WHAT YOU SHOULD DO: In the material below, the lines containing the word "title" are required; copy each of them.

PROVIDED DATA:
╔══

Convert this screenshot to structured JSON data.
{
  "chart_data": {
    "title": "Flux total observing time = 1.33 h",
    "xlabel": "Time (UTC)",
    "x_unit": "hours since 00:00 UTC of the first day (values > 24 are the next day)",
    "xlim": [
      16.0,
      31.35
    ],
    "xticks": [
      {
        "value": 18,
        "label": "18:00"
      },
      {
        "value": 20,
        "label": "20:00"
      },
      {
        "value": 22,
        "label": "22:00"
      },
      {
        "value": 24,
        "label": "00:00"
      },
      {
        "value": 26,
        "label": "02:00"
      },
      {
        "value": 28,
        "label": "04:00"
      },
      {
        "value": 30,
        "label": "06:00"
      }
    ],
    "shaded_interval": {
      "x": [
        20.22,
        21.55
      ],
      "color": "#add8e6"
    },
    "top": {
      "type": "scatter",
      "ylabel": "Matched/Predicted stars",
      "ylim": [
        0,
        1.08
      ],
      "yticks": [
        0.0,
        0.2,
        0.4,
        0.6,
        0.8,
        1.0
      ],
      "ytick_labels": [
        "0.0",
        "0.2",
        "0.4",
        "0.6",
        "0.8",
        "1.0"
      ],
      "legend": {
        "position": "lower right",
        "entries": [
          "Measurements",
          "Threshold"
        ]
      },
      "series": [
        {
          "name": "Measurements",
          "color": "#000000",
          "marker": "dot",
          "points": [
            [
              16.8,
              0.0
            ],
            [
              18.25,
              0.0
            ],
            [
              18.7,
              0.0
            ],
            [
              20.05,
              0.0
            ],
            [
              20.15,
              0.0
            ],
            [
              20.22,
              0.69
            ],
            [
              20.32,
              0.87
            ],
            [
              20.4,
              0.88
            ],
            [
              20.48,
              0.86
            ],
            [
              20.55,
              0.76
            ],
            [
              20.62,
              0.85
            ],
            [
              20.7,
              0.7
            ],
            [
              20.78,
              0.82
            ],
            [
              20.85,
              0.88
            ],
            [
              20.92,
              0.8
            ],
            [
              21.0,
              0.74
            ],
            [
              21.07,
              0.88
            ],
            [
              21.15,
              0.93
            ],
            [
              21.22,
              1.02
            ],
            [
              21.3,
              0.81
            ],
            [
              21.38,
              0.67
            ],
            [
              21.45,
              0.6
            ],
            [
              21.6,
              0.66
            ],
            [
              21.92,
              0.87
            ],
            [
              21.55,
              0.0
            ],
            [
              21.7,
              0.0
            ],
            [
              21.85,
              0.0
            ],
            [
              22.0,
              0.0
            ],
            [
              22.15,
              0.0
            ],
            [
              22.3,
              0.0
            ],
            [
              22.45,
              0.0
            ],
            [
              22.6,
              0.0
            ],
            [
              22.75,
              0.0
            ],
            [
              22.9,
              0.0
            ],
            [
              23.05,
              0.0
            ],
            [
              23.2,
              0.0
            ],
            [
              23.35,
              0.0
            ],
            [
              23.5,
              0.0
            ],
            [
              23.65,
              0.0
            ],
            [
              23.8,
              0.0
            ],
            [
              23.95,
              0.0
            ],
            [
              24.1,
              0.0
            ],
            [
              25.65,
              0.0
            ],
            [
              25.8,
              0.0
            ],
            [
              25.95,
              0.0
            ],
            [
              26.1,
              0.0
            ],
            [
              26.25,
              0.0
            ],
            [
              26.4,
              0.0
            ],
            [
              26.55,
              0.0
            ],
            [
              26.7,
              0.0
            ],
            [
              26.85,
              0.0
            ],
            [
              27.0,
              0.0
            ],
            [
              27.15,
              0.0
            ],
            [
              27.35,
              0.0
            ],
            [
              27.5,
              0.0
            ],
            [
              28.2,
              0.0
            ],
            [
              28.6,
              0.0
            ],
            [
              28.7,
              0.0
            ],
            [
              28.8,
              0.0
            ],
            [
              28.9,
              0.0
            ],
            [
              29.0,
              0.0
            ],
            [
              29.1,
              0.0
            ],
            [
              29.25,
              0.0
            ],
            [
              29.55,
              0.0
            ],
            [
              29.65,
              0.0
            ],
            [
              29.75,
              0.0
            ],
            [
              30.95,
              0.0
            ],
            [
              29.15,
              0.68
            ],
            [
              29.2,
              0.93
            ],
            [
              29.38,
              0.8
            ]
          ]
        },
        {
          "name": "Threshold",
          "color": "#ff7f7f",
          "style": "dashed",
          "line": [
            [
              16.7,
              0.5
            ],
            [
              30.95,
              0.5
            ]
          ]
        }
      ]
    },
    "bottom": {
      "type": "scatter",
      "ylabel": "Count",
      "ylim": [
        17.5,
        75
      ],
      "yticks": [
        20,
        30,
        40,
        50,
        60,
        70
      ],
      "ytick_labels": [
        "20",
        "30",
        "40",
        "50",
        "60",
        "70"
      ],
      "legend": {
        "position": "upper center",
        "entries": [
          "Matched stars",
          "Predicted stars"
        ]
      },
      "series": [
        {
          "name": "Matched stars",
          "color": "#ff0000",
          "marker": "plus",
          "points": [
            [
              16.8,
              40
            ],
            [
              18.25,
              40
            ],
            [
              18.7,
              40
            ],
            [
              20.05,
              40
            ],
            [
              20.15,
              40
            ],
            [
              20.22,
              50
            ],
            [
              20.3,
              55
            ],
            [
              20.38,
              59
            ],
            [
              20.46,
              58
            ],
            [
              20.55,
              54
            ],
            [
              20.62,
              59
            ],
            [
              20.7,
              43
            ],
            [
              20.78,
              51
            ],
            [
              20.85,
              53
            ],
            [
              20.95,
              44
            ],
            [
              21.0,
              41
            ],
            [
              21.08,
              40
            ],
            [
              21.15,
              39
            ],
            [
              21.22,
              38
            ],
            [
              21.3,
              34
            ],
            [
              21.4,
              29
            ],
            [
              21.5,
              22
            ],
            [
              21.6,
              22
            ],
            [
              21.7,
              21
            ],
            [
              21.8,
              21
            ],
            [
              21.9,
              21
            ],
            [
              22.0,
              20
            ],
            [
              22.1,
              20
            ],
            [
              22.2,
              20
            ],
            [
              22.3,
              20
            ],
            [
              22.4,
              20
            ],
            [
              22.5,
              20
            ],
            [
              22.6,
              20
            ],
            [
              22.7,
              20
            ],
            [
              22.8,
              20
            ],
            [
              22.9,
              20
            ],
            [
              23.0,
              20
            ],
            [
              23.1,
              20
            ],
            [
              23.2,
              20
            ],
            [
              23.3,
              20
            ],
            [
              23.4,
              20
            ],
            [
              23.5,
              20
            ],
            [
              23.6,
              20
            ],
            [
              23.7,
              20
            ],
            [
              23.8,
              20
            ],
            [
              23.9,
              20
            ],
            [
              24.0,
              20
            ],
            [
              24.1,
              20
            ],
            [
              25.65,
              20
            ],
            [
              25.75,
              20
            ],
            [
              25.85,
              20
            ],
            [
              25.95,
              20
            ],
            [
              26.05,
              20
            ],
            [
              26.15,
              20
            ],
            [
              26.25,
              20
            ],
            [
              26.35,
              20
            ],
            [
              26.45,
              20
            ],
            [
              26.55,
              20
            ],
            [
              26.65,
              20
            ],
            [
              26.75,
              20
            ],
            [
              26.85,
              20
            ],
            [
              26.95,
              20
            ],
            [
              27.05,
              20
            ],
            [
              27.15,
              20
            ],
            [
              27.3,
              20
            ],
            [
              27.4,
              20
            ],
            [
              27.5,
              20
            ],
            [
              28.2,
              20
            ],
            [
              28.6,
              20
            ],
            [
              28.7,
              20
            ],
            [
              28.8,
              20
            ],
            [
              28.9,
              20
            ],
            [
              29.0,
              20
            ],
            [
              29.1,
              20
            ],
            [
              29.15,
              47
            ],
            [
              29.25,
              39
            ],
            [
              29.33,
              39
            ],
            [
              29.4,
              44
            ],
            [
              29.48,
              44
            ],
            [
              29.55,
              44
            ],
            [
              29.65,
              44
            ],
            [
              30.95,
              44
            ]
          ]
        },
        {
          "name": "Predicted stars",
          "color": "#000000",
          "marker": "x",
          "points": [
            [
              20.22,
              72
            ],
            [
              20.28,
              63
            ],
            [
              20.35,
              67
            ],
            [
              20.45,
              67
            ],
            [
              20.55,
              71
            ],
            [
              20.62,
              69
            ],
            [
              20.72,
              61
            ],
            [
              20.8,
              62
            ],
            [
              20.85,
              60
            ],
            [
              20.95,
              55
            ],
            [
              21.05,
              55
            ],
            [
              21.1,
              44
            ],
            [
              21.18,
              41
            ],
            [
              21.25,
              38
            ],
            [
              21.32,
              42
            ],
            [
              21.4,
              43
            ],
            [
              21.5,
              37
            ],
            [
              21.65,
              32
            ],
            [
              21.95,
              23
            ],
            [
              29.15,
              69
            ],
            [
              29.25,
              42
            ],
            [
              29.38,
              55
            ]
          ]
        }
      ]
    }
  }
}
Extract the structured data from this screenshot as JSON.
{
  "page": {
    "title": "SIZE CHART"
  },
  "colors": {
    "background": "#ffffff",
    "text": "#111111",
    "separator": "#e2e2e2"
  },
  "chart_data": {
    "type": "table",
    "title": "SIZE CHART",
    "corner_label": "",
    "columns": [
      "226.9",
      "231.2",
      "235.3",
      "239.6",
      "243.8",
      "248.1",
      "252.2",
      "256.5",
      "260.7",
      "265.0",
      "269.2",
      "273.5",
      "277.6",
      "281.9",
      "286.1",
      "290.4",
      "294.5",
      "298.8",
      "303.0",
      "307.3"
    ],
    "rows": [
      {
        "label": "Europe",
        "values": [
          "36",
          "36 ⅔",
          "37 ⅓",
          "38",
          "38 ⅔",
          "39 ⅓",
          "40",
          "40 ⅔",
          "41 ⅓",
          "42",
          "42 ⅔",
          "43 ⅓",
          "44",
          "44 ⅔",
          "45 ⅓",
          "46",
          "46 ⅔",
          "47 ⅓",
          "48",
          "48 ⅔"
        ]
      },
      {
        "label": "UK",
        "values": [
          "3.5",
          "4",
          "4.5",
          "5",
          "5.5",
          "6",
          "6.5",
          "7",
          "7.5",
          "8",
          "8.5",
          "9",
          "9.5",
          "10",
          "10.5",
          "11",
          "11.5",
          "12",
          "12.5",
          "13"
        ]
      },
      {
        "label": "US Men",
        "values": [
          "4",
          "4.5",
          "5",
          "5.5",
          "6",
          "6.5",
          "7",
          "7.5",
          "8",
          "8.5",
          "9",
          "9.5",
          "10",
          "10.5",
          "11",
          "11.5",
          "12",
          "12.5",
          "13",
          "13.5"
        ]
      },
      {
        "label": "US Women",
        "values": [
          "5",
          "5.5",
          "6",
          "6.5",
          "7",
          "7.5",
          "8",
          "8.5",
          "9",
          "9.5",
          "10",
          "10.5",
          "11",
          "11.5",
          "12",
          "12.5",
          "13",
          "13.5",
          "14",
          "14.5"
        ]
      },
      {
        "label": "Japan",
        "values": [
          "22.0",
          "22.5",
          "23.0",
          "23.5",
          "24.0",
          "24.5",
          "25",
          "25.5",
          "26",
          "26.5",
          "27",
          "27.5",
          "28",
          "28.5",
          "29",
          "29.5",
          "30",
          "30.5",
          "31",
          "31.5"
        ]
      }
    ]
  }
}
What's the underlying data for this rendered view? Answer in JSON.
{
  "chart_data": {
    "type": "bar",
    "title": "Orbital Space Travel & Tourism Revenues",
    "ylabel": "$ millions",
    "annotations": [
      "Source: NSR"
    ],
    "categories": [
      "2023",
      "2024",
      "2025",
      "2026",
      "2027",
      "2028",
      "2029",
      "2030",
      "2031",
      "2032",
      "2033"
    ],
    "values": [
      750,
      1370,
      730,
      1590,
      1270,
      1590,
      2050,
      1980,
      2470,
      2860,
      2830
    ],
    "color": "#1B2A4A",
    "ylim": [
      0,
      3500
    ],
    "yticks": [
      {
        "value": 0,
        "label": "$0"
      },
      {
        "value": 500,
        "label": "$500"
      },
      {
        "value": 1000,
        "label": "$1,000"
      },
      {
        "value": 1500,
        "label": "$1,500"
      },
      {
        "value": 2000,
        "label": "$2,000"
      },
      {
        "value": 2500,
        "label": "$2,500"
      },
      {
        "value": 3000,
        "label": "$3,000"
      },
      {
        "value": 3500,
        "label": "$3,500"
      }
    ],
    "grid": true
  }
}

╚══

EXPECTED ANSWER:
    "title": "Flux total observing time = 1.33 h",
    "title": "SIZE CHART"
    "title": "SIZE CHART",
    "title": "Orbital Space Travel & Tourism Revenues",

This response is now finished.